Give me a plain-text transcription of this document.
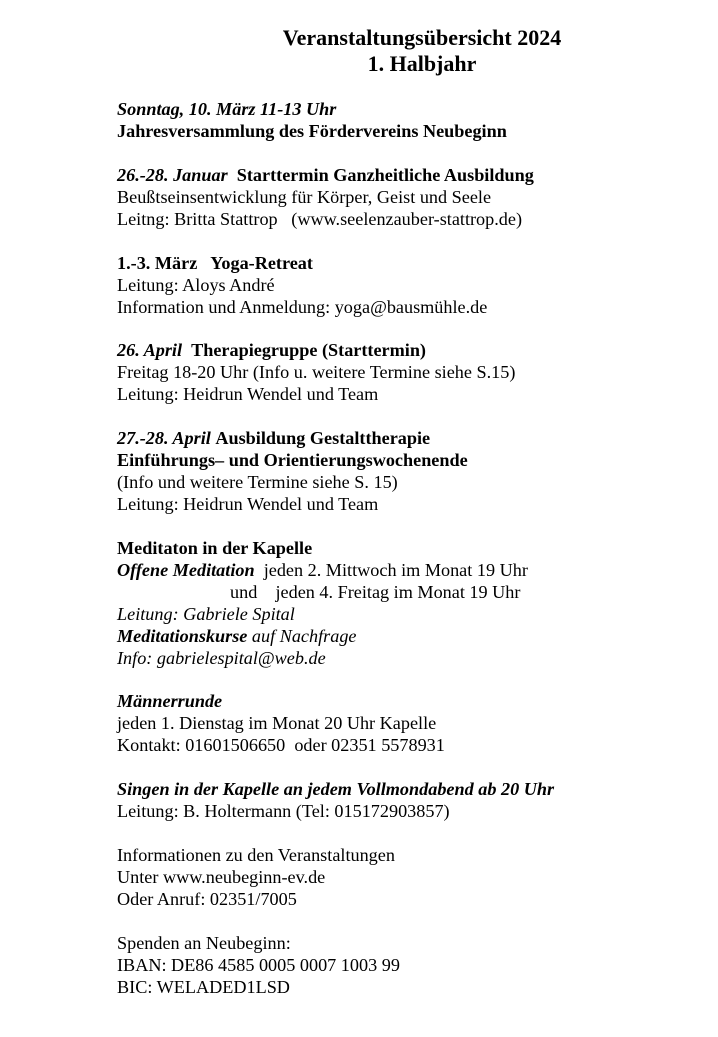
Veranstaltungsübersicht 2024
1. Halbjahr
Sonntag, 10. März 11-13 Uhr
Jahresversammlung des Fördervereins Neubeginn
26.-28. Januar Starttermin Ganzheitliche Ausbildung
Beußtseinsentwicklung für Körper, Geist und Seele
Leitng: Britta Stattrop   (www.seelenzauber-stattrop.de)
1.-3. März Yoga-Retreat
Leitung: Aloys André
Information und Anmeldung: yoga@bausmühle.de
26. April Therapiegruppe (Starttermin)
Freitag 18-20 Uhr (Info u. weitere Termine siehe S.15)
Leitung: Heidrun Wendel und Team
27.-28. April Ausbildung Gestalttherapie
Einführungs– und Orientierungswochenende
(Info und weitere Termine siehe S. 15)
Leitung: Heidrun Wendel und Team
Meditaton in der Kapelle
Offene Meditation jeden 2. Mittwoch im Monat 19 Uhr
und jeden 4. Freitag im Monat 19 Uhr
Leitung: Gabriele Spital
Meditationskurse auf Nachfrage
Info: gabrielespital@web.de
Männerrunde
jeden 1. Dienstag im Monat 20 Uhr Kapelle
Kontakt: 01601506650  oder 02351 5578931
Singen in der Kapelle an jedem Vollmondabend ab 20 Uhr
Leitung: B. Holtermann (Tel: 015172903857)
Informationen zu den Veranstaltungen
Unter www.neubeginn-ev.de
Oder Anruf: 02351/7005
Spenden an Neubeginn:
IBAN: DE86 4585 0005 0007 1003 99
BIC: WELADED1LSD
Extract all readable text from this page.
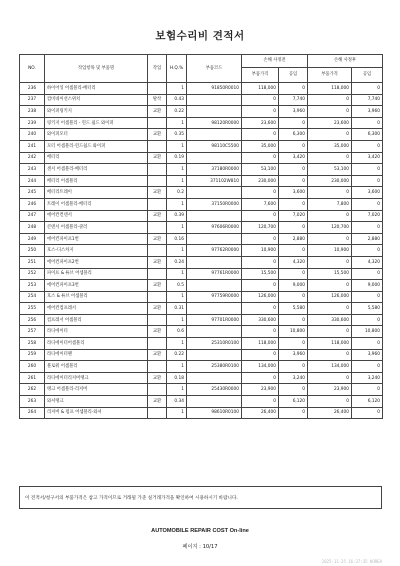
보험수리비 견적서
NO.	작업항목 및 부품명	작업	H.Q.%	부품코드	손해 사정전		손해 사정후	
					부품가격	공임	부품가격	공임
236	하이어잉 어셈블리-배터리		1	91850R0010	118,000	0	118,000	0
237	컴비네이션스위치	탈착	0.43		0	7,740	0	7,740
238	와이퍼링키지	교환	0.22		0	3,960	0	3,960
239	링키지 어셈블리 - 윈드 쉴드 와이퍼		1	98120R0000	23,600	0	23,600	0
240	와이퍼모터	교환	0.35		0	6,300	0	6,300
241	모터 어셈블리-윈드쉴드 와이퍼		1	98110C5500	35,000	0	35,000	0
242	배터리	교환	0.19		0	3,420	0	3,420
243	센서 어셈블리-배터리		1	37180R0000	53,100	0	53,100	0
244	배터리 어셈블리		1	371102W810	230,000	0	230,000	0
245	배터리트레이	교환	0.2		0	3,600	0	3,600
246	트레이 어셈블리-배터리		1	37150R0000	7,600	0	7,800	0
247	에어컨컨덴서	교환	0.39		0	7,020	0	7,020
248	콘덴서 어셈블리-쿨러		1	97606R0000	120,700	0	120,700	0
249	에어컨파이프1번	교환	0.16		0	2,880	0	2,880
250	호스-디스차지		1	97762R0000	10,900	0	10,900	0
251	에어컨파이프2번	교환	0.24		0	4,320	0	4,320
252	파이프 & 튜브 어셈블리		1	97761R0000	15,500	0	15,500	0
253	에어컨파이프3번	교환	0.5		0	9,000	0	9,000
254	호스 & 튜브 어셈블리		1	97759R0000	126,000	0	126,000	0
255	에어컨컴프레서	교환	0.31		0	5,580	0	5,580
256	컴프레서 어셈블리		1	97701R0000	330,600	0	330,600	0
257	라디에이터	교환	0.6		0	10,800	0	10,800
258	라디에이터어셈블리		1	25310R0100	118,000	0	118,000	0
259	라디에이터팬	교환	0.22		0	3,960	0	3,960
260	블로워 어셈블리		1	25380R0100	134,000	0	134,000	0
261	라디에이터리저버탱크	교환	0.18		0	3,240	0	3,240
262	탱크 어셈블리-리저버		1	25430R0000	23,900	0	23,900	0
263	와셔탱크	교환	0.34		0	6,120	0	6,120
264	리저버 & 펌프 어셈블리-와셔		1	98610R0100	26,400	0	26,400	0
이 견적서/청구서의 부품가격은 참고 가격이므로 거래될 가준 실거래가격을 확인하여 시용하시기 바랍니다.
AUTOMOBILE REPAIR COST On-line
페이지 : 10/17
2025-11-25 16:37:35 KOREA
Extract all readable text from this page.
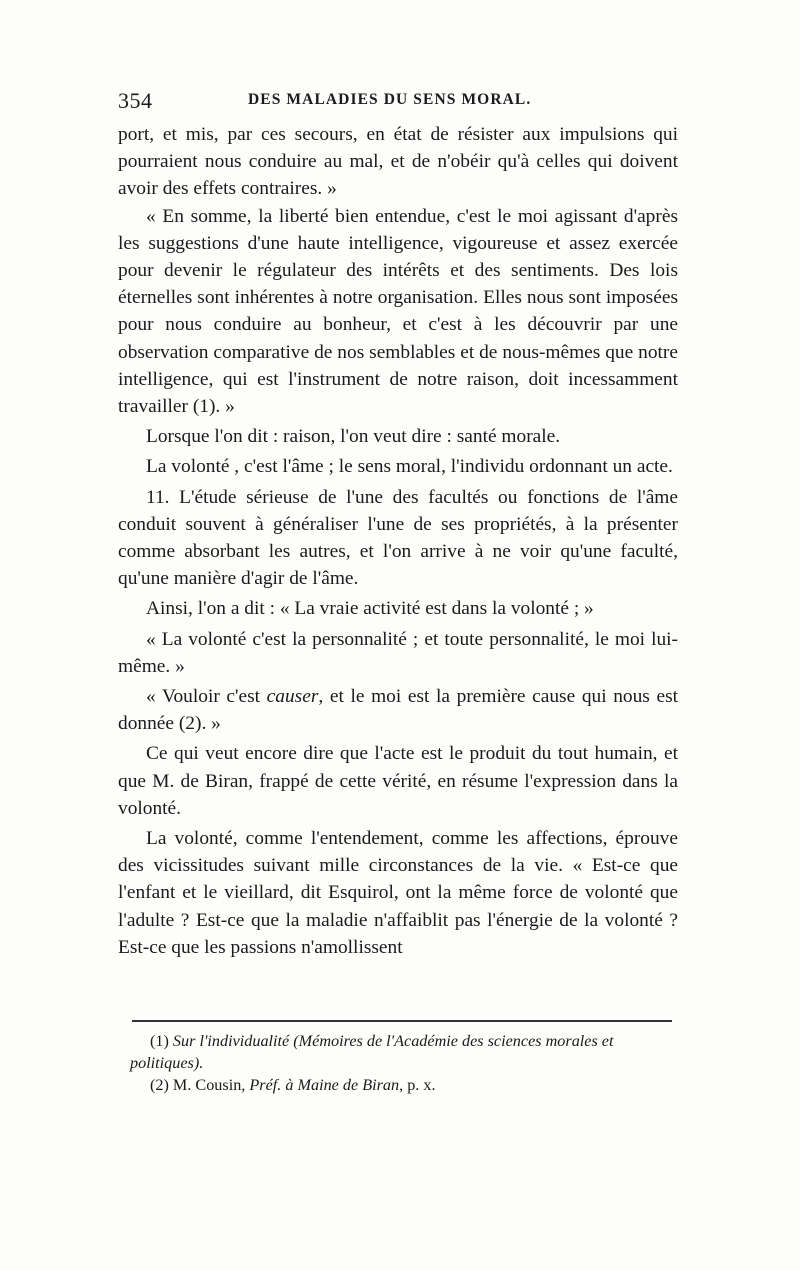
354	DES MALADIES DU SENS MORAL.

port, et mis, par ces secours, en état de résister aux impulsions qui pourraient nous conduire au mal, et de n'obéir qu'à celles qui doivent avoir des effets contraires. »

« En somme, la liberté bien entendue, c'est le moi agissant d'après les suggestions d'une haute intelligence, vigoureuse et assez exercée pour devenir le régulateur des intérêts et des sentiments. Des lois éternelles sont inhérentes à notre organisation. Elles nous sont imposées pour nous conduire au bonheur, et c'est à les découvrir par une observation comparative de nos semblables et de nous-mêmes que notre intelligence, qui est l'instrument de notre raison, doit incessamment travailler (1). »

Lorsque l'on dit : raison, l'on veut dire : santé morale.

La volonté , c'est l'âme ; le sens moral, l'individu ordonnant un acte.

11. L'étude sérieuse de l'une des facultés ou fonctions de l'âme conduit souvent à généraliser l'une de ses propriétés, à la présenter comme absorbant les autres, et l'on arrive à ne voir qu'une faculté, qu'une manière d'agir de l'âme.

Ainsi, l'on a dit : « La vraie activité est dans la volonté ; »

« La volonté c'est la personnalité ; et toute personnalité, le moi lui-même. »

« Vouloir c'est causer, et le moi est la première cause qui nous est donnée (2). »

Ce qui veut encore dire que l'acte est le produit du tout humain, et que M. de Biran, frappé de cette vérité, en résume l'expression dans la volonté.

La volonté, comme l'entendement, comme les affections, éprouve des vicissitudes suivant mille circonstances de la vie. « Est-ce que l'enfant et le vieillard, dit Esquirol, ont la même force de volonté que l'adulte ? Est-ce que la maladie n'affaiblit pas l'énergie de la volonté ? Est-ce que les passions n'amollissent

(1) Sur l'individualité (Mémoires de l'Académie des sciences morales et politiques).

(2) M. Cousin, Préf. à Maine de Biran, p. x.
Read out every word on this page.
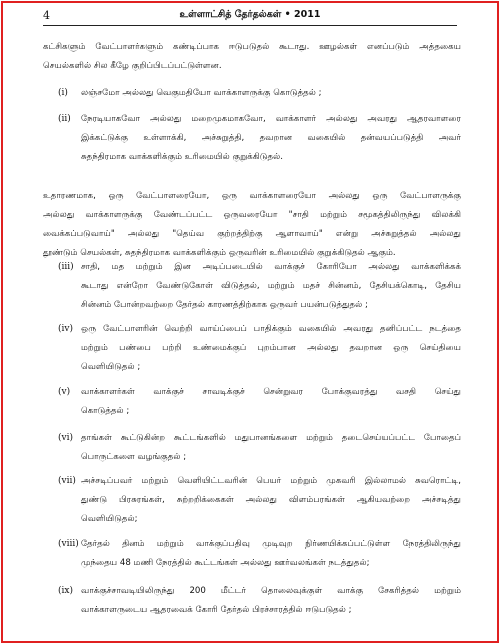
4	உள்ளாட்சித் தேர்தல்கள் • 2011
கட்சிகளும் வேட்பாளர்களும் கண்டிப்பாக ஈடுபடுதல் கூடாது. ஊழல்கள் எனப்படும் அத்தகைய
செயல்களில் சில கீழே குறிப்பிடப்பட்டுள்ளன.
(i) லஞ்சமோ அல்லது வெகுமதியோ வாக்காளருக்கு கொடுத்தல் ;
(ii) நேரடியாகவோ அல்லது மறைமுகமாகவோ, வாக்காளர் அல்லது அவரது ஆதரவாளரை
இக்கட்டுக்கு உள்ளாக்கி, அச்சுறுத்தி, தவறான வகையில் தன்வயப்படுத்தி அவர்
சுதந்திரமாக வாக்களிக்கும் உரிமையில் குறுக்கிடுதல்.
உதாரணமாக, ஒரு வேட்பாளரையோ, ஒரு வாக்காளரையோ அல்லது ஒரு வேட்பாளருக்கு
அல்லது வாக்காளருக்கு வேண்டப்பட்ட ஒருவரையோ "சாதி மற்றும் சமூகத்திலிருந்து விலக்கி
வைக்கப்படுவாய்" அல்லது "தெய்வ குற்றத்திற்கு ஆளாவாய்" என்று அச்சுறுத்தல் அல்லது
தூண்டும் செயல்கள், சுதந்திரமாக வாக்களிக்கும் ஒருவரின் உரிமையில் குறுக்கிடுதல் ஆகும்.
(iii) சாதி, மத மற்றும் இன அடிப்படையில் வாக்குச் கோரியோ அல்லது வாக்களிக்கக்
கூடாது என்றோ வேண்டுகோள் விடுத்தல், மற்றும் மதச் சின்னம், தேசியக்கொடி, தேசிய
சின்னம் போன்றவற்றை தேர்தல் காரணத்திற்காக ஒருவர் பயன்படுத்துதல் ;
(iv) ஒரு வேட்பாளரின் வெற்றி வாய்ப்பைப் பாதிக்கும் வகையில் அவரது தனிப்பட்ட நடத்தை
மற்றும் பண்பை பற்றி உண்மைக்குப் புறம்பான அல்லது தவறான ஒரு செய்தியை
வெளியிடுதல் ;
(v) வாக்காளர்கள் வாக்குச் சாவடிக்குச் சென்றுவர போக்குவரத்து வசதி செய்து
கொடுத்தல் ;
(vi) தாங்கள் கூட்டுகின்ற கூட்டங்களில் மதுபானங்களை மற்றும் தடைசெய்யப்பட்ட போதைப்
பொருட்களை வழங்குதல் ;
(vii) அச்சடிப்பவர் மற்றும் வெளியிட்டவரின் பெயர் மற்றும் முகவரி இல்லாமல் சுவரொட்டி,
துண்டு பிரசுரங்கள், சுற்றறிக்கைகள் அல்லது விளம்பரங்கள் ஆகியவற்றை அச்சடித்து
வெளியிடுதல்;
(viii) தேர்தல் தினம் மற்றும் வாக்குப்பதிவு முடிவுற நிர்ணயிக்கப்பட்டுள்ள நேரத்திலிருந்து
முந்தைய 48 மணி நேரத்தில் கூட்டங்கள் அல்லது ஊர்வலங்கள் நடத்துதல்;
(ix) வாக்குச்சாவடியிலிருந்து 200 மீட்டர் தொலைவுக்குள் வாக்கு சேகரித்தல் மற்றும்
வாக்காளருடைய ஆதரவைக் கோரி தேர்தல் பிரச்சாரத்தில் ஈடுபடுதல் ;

---+---

_PROBLEM_:
In the material above, find each line that contains the word "ஆதரவ", and select it.

_FINISHED EXERCISE_:
(ii) நேரடியாகவோ அல்லது மறைமுகமாகவோ, வாக்காளர் அல்லது அவரது ஆதரவாளரை
வாக்காளருடைய ஆதரவைக் கோரி தேர்தல் பிரச்சாரத்தில் ஈடுபடுதல் ;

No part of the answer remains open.